Dataset listings of figures:
--- begin ---

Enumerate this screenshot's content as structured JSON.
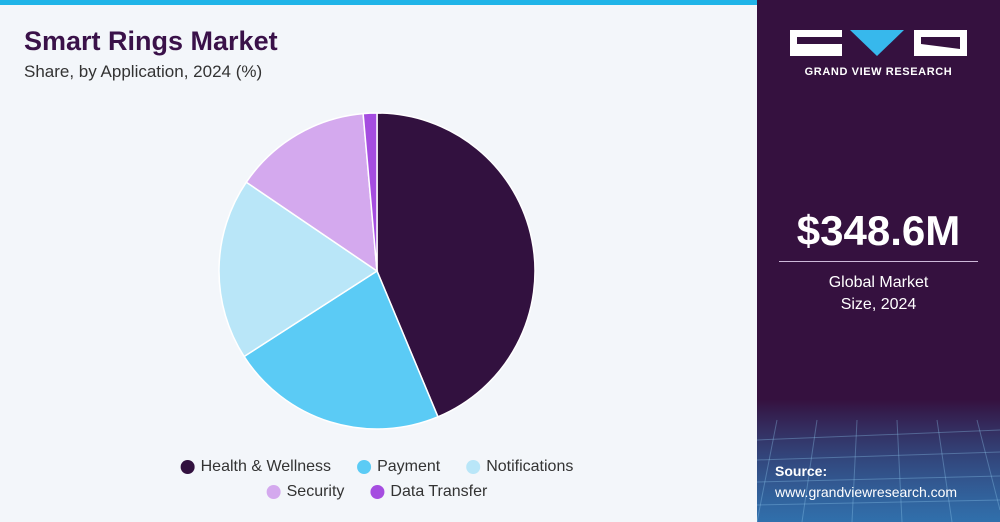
{
  "chart_data": {
    "type": "pie",
    "title": "Smart Rings Market",
    "subtitle": "Share, by Application, 2024 (%)",
    "categories": [
      "Health & Wellness",
      "Payment",
      "Notifications",
      "Security",
      "Data Transfer"
    ],
    "values": [
      43.7,
      22.2,
      18.6,
      14.1,
      1.4
    ],
    "colors": [
      "#32113f",
      "#5bcbf5",
      "#b9e6f8",
      "#d4a9ee",
      "#a54de0"
    ]
  },
  "sidebar": {
    "brand": "GRAND VIEW RESEARCH",
    "market_size": "$348.6M",
    "market_size_label": "Global Market Size, 2024",
    "source_label": "Source:",
    "source_url": "www.grandviewresearch.com"
  }
}
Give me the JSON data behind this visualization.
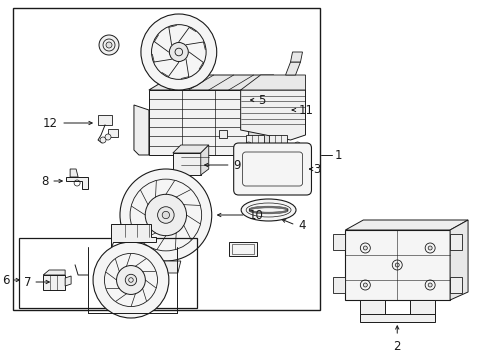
{
  "bg_color": "#ffffff",
  "line_color": "#1a1a1a",
  "border_color": "#1a1a1a",
  "fig_width": 4.89,
  "fig_height": 3.6,
  "dpi": 100,
  "label_fontsize": 8.5
}
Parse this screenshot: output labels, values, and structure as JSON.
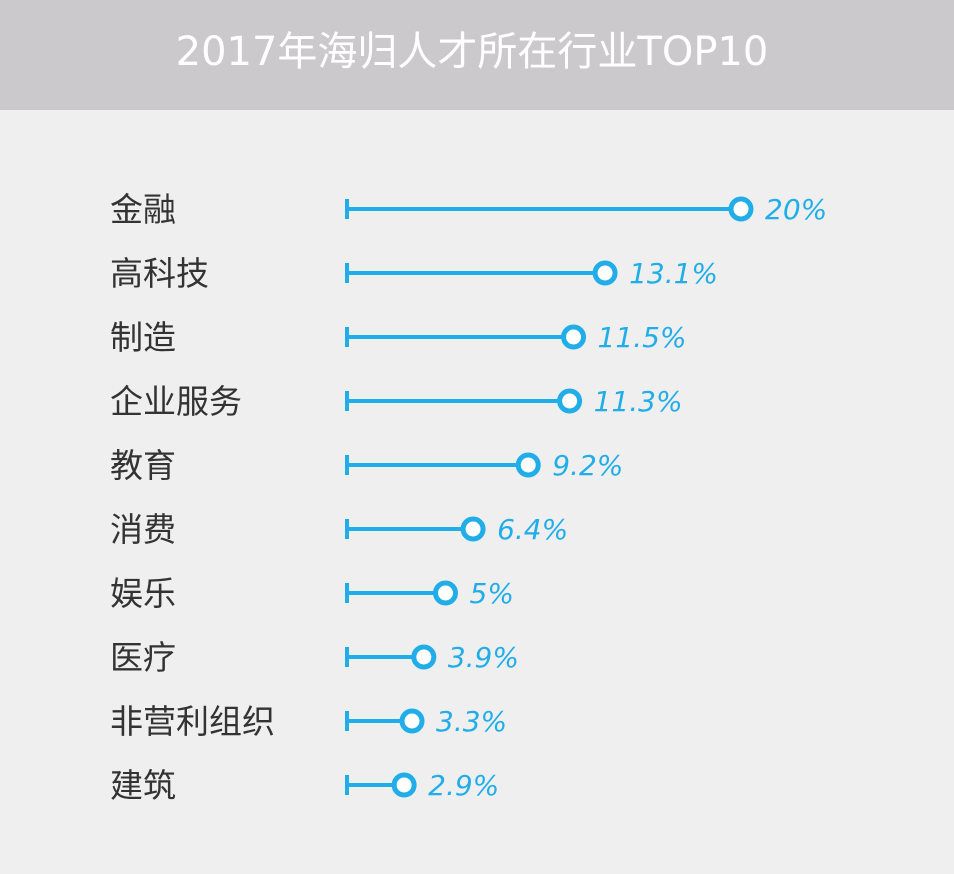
{
  "chart_data": {
    "type": "bar",
    "title": "2017年海归人才所在行业TOP10",
    "categories": [
      "金融",
      "高科技",
      "制造",
      "企业服务",
      "教育",
      "消费",
      "娱乐",
      "医疗",
      "非营利组织",
      "建筑"
    ],
    "values": [
      20,
      13.1,
      11.5,
      11.3,
      9.2,
      6.4,
      5,
      3.9,
      3.3,
      2.9
    ],
    "value_labels": [
      "20%",
      "13.1%",
      "11.5%",
      "11.3%",
      "9.2%",
      "6.4%",
      "5%",
      "3.9%",
      "3.3%",
      "2.9%"
    ],
    "unit": "%",
    "orientation": "horizontal",
    "style": "lollipop",
    "xlim": [
      0,
      20
    ],
    "grid": false,
    "colors": {
      "header_bg": "#cbc9cc",
      "background": "#efeff0",
      "accent": "#21aee8",
      "label": "#333333",
      "title": "#ffffff"
    }
  }
}
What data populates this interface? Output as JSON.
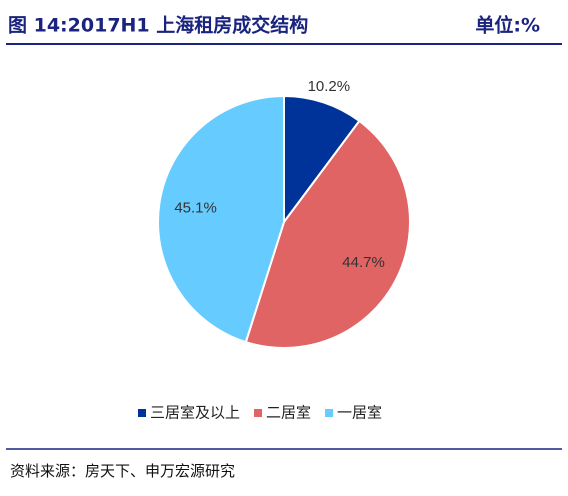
{
  "chart_data": {
    "type": "pie",
    "title": "图 14:2017H1 上海租房成交结构",
    "unit": "单位:%",
    "categories": [
      "三居室及以上",
      "二居室",
      "一居室"
    ],
    "values": [
      10.2,
      44.7,
      45.1
    ],
    "value_labels": [
      "10.2%",
      "44.7%",
      "45.1%"
    ],
    "colors": [
      "#003399",
      "#e06464",
      "#66ccff"
    ],
    "legend": "bottom",
    "source": "资料来源：房天下、申万宏源研究"
  }
}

--- end ---

What is expected: Reproduce the full listing above verbatim, with no pictures included.

The solution:
Enumerate this screenshot's content as structured JSON.
{
  "chart_data": {
    "type": "pie",
    "title": "Smart Rings Market",
    "subtitle": "Share, by Application, 2024 (%)",
    "categories": [
      "Health & Wellness",
      "Payment",
      "Notifications",
      "Security",
      "Data Transfer"
    ],
    "values": [
      43.7,
      22.2,
      18.6,
      14.1,
      1.4
    ],
    "colors": [
      "#32113f",
      "#5bcbf5",
      "#b9e6f8",
      "#d4a9ee",
      "#a54de0"
    ]
  },
  "sidebar": {
    "brand": "GRAND VIEW RESEARCH",
    "market_size": "$348.6M",
    "market_size_label": "Global Market Size, 2024",
    "source_label": "Source:",
    "source_url": "www.grandviewresearch.com"
  }
}
Give me the JSON data behind this visualization.
{
  "bg_color": "#ffffff",
  "line_color": "#1a1a1a",
  "border_color": "#1a1a1a",
  "fig_width": 4.89,
  "fig_height": 3.6,
  "dpi": 100,
  "label_fontsize": 8.5
}
Parse this screenshot: output labels, values, and structure as JSON.
{
  "chart_data": {
    "type": "bar",
    "title": "2017年海归人才所在行业TOP10",
    "categories": [
      "金融",
      "高科技",
      "制造",
      "企业服务",
      "教育",
      "消费",
      "娱乐",
      "医疗",
      "非营利组织",
      "建筑"
    ],
    "values": [
      20,
      13.1,
      11.5,
      11.3,
      9.2,
      6.4,
      5,
      3.9,
      3.3,
      2.9
    ],
    "value_labels": [
      "20%",
      "13.1%",
      "11.5%",
      "11.3%",
      "9.2%",
      "6.4%",
      "5%",
      "3.9%",
      "3.3%",
      "2.9%"
    ],
    "unit": "%",
    "orientation": "horizontal",
    "style": "lollipop",
    "xlim": [
      0,
      20
    ],
    "grid": false,
    "colors": {
      "header_bg": "#cbc9cc",
      "background": "#efeff0",
      "accent": "#21aee8",
      "label": "#333333",
      "title": "#ffffff"
    }
  }
}
What data populates this interface? Output as JSON.
{
  "chart_data": {
    "type": "pie",
    "title": "图 14:2017H1 上海租房成交结构",
    "unit": "单位:%",
    "categories": [
      "三居室及以上",
      "二居室",
      "一居室"
    ],
    "values": [
      10.2,
      44.7,
      45.1
    ],
    "value_labels": [
      "10.2%",
      "44.7%",
      "45.1%"
    ],
    "colors": [
      "#003399",
      "#e06464",
      "#66ccff"
    ],
    "legend": "bottom",
    "source": "资料来源：房天下、申万宏源研究"
  }
}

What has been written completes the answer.